Return the lines below that carry the word "الذين".

---------- Records to process ----------

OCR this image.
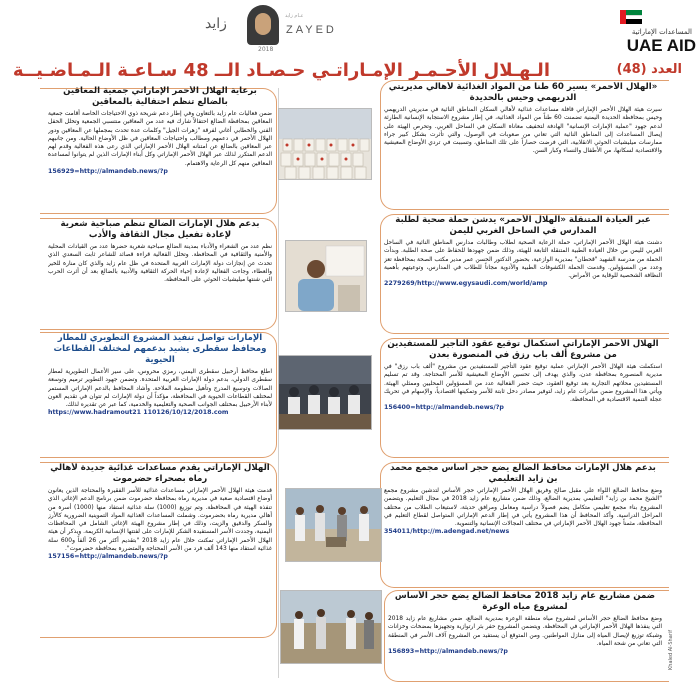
المساعدات الإماراتية
UAE AID
عـام زايد
زايد	ZAYED
2018
الـهـلال الأحـمـر الإمـاراتـي حـصـاد الــ 48 سـاعـة الـمـاضـيــة	العدد (48)
برعاية الهلال الأحمر الإماراتي جمعية المعاقين بالضالع تنظم احتفالية بالمعاقين
ضمن فعاليات عام زايد بالتعاون وفي إطار دعم شريحة ذوي الاحتياجات الخاصة أقامت جمعية المعاقين بمحافظة الضالع احتفالاً شارك فيه عدد من المعاقين منتسبي الجمعية وتخلل الحفل الفني والخطابي أغاني لفرقة "زهرات الجيل" وكلمات عدة تحدث بمجملها عن المعاقين ودور الهلال الأحمر في دعمهم ومطالب واحتياجات المعاقين في ظل الأوضاع الحالية. ومن جانبهم عبر المعاقين بالضالع عن امتنانه الهلال الأحمر الإماراتي الذي رعى هذه الفعالية وقدم لهم الدعم المتكرر لذلك عبر الهلال الأحمر الإماراتي وكل أبناء الإمارات الذين لم يتوانوا لمساعدة المعاقين منهم كل الرعاية والاهتمام.
156929=http://almandeb.news/?p
بدعم هلال الإمارات الضالع تنظم صباحية شعرية لإعادة تفعيل مجال الثقافة والأدب
نظم عدد من الشعراء والأدباء بمدينة الضالع صباحية شعرية حضرها عدد من القيادات المحلية والأمنية والثقافية في المحافظة. وتخلل الفعالية قراءة قصائد للشاعر ثابت السعدي الذي تحدث عن إنجازات دولة الإمارات العربية المتحدة في ظل عام زايد والذي كان منارة للخير والعطاء، وجاءت الفعالية لإعادة إحياء الحركة الثقافية والأدبية بالضالع بعد أن أثرت الحرب التي شنتها ميليشيات الحوثي على المحافظة.
الإمارات تواصل تنفيذ المشروع التطويري للمطار ومحافظ سقطرى يشيد بدعمهم لمختلف القطاعات الحيوية
اطلع محافظ أرخبيل سقطرى اليمني، رمزي محروس، على سير الأعمال التطويرية لمطار سقطرى الدولي، بدعم دولة الإمارات العربية المتحدة. وتضمن جهود التطوير ترميم وتوسعة الصالات وتوسيع المدرج وتأهيل منظومة الملاحة. وأشاد المحافظ بالدعم الإماراتي المستمر لمختلف القطاعات الحيوية في المحافظة، مؤكداً أن دولة الإمارات لم تتوان في تقديم العون لأبناء الأرخبيل بمختلف الجوانب الصحية والتعليمية والخدمية، كما عبر عن تقديره لذلك.
https://www.hadramout21 110126/10/12/2018.com
الهلال الإماراتي يقدم مساعدات غذائية جديدة لأهالي رماه بصحراء حضرموت
قدمت هيئة الهلال الأحمر الإماراتي مساعدات غذائية للأسر الفقيرة والمحتاجة الذين يعانون أوضاع اقتصادية صعبة في مديرية رماه بمحافظة حضرموت ضمن برنامج الدعم الإغاثي الذي تنفذه الهيئة في المحافظة. وتم توزيع (1000) سلة غذائية استفاد منها (1000) أسرة من أهالي مديرية رماه بحضرموت. وشملت المساعدات الغذائية المواد التموينية الضرورية كالأرز والسكر والدقيق والزيت، وذلك في إطار مشروع الهيئة الإغاثي الشامل في المحافظات اليمنية، وجددت الأسر المستفيدة الشكر للإمارات على لفتتها الإنسانية الكريمة. ويذكر أن هيئة الهلال الأحمر الإماراتي تمكنت خلال عام زايد 2018 "بتقديم أكثر من 26 ألفاً و600 سلة غذائية استفاد منها 143 ألف فرد من الأسر المحتاجة والمتضررة بمحافظة حضرموت".
157156=http://almandeb.news/?p
«الهلال الأحمر» يسير 60 طناً من المواد الغذائية لأهالي مديريتي الدريهمي وحيس بالحديدة
سيرت هيئة الهلال الأحمر الإماراتي قافلة مساعدات غذائية لأهالي السكان المناطق النائية في مديريتي الدريهمي وحيس بمحافظة الحديدة اليمنية تضمنت 60 طناً من المواد الغذائية، في إطار مشروع الاستجابة الإنسانية الطارئة لدعم جهود "عملية الإمارات الإنسانية" الهادفة لتخفيف معاناة السكان في الساحل الغربي. وتحرص الهيئة على إيصال المساعدات إلى المناطق النائية التي تعاني من صعوبات في الوصول، والتي تأثرت بشكل كبير جراء ممارسات ميليشيات الحوثي الانقلابية، التي فرضت حصاراً على تلك المناطق، وتسببت في تردي الأوضاع المعيشية والاقتصادية لسكانها، من الأطفال والنساء وكبار السن.
عبر العيادة المتنقلة «الهلال الأحمر» يدشن حملة صحية لطلبة المدارس في الساحل الغربي لليمن
دشنت هيئة الهلال الأحمر الإماراتي، حملة الرعاية الصحية لطلاب وطالبات مدارس المناطق النائية في الساحل الغربي لليمن من خلال العيادة الطبية المتنقلة التابعة للهيئة، وذلك ضمن جهودها للحفاظ على صحة الطلبة. وبدأت الحملة من مدرسة الشهيد "قحطان" بمديرية الوازعية، بحضور الدكتور الحسن عمر مدير مكتب الصحة بمحافظة تعز وعدد من المسؤولين. وقدمت الحملة الكشوفات الطبية والأدوية مجاناً للطلاب في المدارس، وتوعيتهم بأهمية النظافة الشخصية للوقاية من الأمراض.
2279269/http://www.egysaudi.com/world/amp
الهلال الأحمر الإماراتي استكمال توقيع عقود التأجير للمستفيدين من مشروع ألف باب رزق في المنصورة بعدن
استكملت هيئة الهلال الأحمر الإماراتي عملية توقيع عقود التأجير للمستفيدين من مشروع "ألف باب رزق" في مديرية المنصورة بمحافظة عدن، والذي يهدف إلى تحسين الأوضاع المعيشية للأسر المحتاجة. وقد تم تسليم المستفيدين محلاتهم التجارية بعد توقيع العقود، حيث حضر الفعالية عدد من المسؤولين المحليين وممثلي الهيئة. ويأتي هذا المشروع ضمن مبادرات عام زايد، لتوفير مصادر دخل ثابتة للأسر وتمكينها اقتصادياً، والإسهام في تحريك عجلة التنمية الاقتصادية في المحافظة.
156400=http://almandeb.news/?p
بدعم هلال الإمارات محافظ الضالع يضع حجر أساس مجمع محمد بن زايد التعليمي
وضع محافظ الضالع اللواء علي مقبل صالح وفريق الهلال الأحمر الإماراتي حجر الأساس لتدشين مشروع مجمع "الشيخ محمد بن زايد" التعليمي بمديرية الضالع، وذلك ضمن مشاريع عام زايد 2018 في مجال التعليم. ويتضمن المشروع بناء مجمع تعليمي متكامل يضم فصولاً دراسية ومعامل ومرافق حديثة، لاستيعاب الطلاب من مختلف المراحل الدراسية. وأكد المحافظ أن هذا المشروع يأتي في إطار الدعم الإماراتي المتواصل لقطاع التعليم في المحافظة، مثمناً جهود الهلال الأحمر الإماراتي في مختلف المجالات الإنسانية والتنموية.
354011/http://m.adengad.net/news
ضمن مشاريع عام زايد 2018 محافظ الضالع يضع حجر الأساس لمشروع مياه الوعرة
وضع محافظ الضالع حجر الأساس لمشروع مياه منطقة الوعرة بمديرية الضالع، ضمن مشاريع عام زايد 2018 التي ينفذها الهلال الأحمر الإماراتي في المحافظة. ويتضمن المشروع حفر بئر ارتوازية وتجهيزها بمضخات وخزانات وشبكة توزيع لإيصال المياه إلى منازل المواطنين. ومن المتوقع أن يستفيد من المشروع آلاف الأسر في المنطقة التي تعاني من شحة المياه.
156893=http://almandeb.news/?p	Khaled Al-Sharif
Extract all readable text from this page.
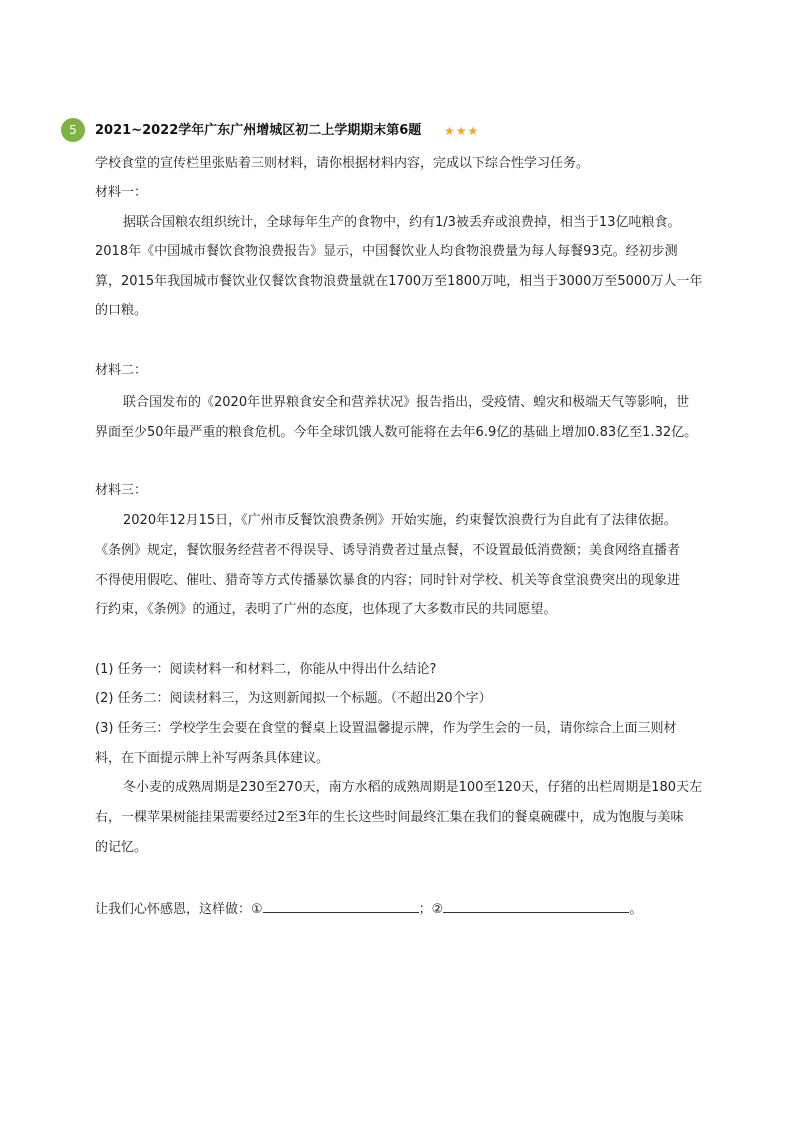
5	2021~2022学年广东广州增城区初二上学期期末第6题 ★★★
学校食堂的宣传栏里张贴着三则材料，请你根据材料内容，完成以下综合性学习任务。
材料一：
据联合国粮农组织统计，全球每年生产的食物中，约有1/3被丢弃或浪费掉，相当于13亿吨粮食。
2018年《中国城市餐饮食物浪费报告》显示，中国餐饮业人均食物浪费量为每人每餐93克。经初步测
算，2015年我国城市餐饮业仅餐饮食物浪费量就在1700万至1800万吨，相当于3000万至5000万人一年
的口粮。
材料二：
联合国发布的《2020年世界粮食安全和营养状况》报告指出，受疫情、蝗灾和极端天气等影响，世
界面至少50年最严重的粮食危机。今年全球饥饿人数可能将在去年6.9亿的基础上增加0.83亿至1.32亿。
材料三：
2020年12月15日，《广州市反餐饮浪费条例》开始实施，约束餐饮浪费行为自此有了法律依据。
《条例》规定，餐饮服务经营者不得误导、诱导消费者过量点餐，不设置最低消费额；美食网络直播者
不得使用假吃、催吐、猎奇等方式传播暴饮暴食的内容；同时针对学校、机关等食堂浪费突出的现象进
行约束，《条例》的通过，表明了广州的态度，也体现了大多数市民的共同愿望。
(1) 任务一：阅读材料一和材料二，你能从中得出什么结论?
(2) 任务二：阅读材料三，为这则新闻拟一个标题。（不超出20个字）
(3) 任务三：学校学生会要在食堂的餐桌上设置温馨提示牌，作为学生会的一员，请你综合上面三则材
料，在下面提示牌上补写两条具体建议。
冬小麦的成熟周期是230至270天，南方水稻的成熟周期是100至120天，仔猪的出栏周期是180天左
右，一棵苹果树能挂果需要经过2至3年的生长这些时间最终汇集在我们的餐桌碗碟中，成为饱腹与美味
的记忆。
让我们心怀感恩，这样做：①	；②	。
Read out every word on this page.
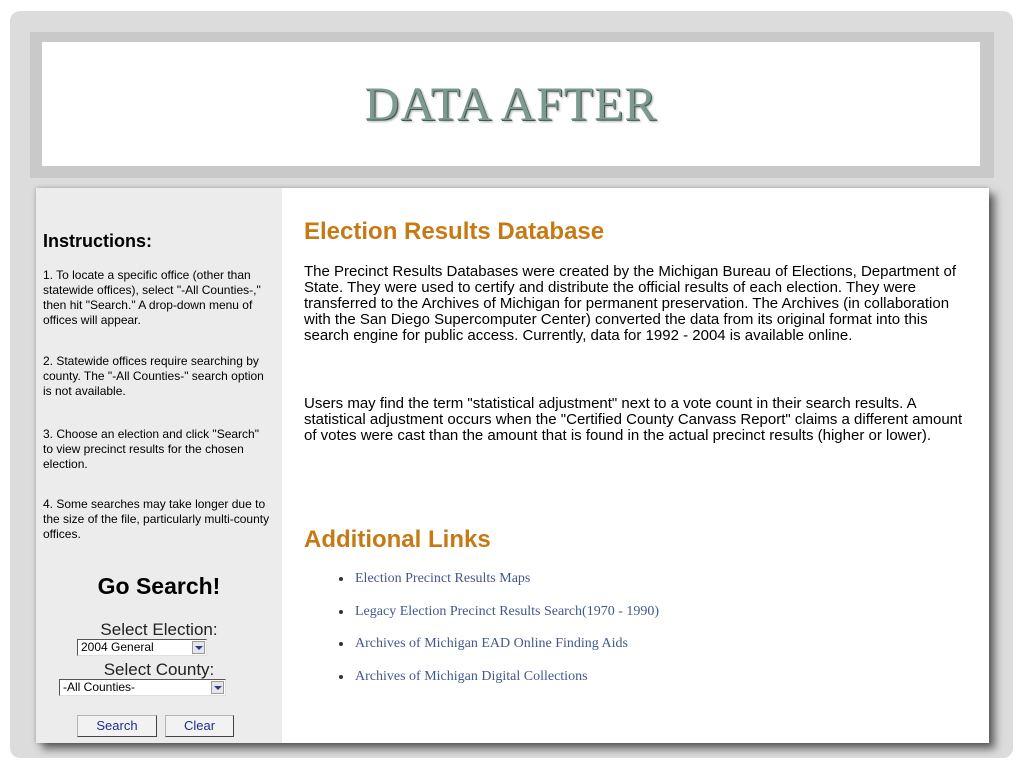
DATA AFTER
Instructions:
1. To locate a specific office (other than statewide offices), select "-All Counties-," then hit "Search." A drop-down menu of offices will appear.
2. Statewide offices require searching by county. The "-All Counties-" search option is not available.
3. Choose an election and click "Search" to view precinct results for the chosen election.
4. Some searches may take longer due to the size of the file, particularly multi-county offices.
Go Search!
Select Election:
2004 General
Select County:
-All Counties-
Search	Clear
Election Results Database
The Precinct Results Databases were created by the Michigan Bureau of Elections, Department of State. They were used to certify and distribute the official results of each election. They were transferred to the Archives of Michigan for permanent preservation. The Archives (in collaboration with the San Diego Supercomputer Center) converted the data from its original format into this search engine for public access. Currently, data for 1992 - 2004 is available online.
Users may find the term "statistical adjustment" next to a vote count in their search results. A statistical adjustment occurs when the "Certified County Canvass Report" claims a different amount of votes were cast than the amount that is found in the actual precinct results (higher or lower).
Additional Links
Election Precinct Results Maps
Legacy Election Precinct Results Search(1970 - 1990)
Archives of Michigan EAD Online Finding Aids
Archives of Michigan Digital Collections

----------

### [Exercise result]
ضمن فعاليات عام زايد بالتعاون وفي إطار دعم شريحة ذوي الاحتياجات الخاصة أقامت جمعية المعاقين بمحافظة الضالع احتفالاً شارك فيه عدد من المعاقين منتسبي الجمعية وتخلل الحفل الفني والخطابي أغاني لفرقة "زهرات الجيل" وكلمات عدة تحدث بمجملها عن المعاقين ودور الهلال الأحمر في دعمهم ومطالب واحتياجات المعاقين في ظل الأوضاع الحالية. ومن جانبهم عبر المعاقين بالضالع عن امتنانه الهلال الأحمر الإماراتي الذي رعى هذه الفعالية وقدم لهم الدعم المتكرر لذلك عبر الهلال الأحمر الإماراتي وكل أبناء الإمارات الذين لم يتوانوا لمساعدة المعاقين منهم كل الرعاية والاهتمام.
قدمت هيئة الهلال الأحمر الإماراتي مساعدات غذائية للأسر الفقيرة والمحتاجة الذين يعانون أوضاع اقتصادية صعبة في مديرية رماه بمحافظة حضرموت ضمن برنامج الدعم الإغاثي الذي تنفذه الهيئة في المحافظة. وتم توزيع (1000) سلة غذائية استفاد منها (1000) أسرة من أهالي مديرية رماه بحضرموت. وشملت المساعدات الغذائية المواد التموينية الضرورية كالأرز والسكر والدقيق والزيت، وذلك في إطار مشروع الهيئة الإغاثي الشامل في المحافظات اليمنية، وجددت الأسر المستفيدة الشكر للإمارات على لفتتها الإنسانية الكريمة. ويذكر أن هيئة الهلال الأحمر الإماراتي تمكنت خلال عام زايد 2018 "بتقديم أكثر من 26 ألفاً و600 سلة غذائية استفاد منها 143 ألف فرد من الأسر المحتاجة والمتضررة بمحافظة حضرموت".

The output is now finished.